--- Instructions for the task ---
Write out every entry word for word.

** Start of Recorded information **

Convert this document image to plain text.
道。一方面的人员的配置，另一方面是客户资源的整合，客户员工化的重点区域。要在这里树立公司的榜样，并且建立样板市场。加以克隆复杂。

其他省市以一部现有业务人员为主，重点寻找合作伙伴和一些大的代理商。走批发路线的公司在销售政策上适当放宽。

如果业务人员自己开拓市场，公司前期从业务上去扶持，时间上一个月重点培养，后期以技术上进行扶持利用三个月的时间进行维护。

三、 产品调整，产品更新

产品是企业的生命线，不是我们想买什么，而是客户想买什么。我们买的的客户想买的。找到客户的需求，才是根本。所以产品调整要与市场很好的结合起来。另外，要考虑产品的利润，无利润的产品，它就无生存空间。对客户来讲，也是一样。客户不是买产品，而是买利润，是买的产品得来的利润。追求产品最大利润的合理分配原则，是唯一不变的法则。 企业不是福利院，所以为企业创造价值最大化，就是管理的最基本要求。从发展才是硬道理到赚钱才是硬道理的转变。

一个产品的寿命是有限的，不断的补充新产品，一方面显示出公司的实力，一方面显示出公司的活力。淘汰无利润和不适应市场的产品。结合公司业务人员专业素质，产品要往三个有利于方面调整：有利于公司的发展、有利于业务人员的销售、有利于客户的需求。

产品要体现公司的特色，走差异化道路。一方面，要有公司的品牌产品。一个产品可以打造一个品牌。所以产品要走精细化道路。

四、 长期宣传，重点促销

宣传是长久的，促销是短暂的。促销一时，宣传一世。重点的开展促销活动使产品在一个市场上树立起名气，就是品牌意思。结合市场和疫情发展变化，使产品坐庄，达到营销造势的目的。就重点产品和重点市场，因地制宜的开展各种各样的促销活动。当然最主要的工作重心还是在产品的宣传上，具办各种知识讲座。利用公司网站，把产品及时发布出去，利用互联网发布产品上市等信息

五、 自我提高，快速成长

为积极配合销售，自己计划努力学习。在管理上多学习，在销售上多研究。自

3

** End of Recorded information **

--- The answer ---
Convert this document image to plain text.
道。一方面的人员的配置，另一方面是客户资源的整合，客户员工化的重点区域。要在这里树立公司的榜样，并且建立样板市场。加以克隆复杂。

其他省市以一部现有业务人员为主，重点寻找合作伙伴和一些大的代理商。走批发路线的公司在销售政策上适当放宽。

如果业务人员自己开拓市场，公司前期从业务上去扶持，时间上一个月重点培养，后期以技术上进行扶持利用三个月的时间进行维护。

三、 产品调整，产品更新

产品是企业的生命线，不是我们想买什么，而是客户想买什么。我们买的的客户想买的。找到客户的需求，才是根本。所以产品调整要与市场很好的结合起来。另外，要考虑产品的利润，无利润的产品，它就无生存空间。对客户来讲，也是一样。客户不是买产品，而是买利润，是买的产品得来的利润。追求产品最大利润的合理分配原则，是唯一不变的法则。 企业不是福利院，所以为企业创造价值最大化，就是管理的最基本要求。从发展才是硬道理到赚钱才是硬道理的转变。

一个产品的寿命是有限的，不断的补充新产品，一方面显示出公司的实力，一方面显示出公司的活力。淘汰无利润和不适应市场的产品。结合公司业务人员专业素质，产品要往三个有利于方面调整：有利于公司的发展、有利于业务人员的销售、有利于客户的需求。

产品要体现公司的特色，走差异化道路。一方面，要有公司的品牌产品。一个产品可以打造一个品牌。所以产品要走精细化道路。

四、 长期宣传，重点促销

宣传是长久的，促销是短暂的。促销一时，宣传一世。重点的开展促销活动使产品在一个市场上树立起名气，就是品牌意思。结合市场和疫情发展变化，使产品坐庄，达到营销造势的目的。就重点产品和重点市场，因地制宜的开展各种各样的促销活动。当然最主要的工作重心还是在产品的宣传上，具办各种知识讲座。利用公司网站，把产品及时发布出去，利用互联网发布产品上市等信息

五、 自我提高，快速成长

为积极配合销售，自己计划努力学习。在管理上多学习，在销售上多研究。自

3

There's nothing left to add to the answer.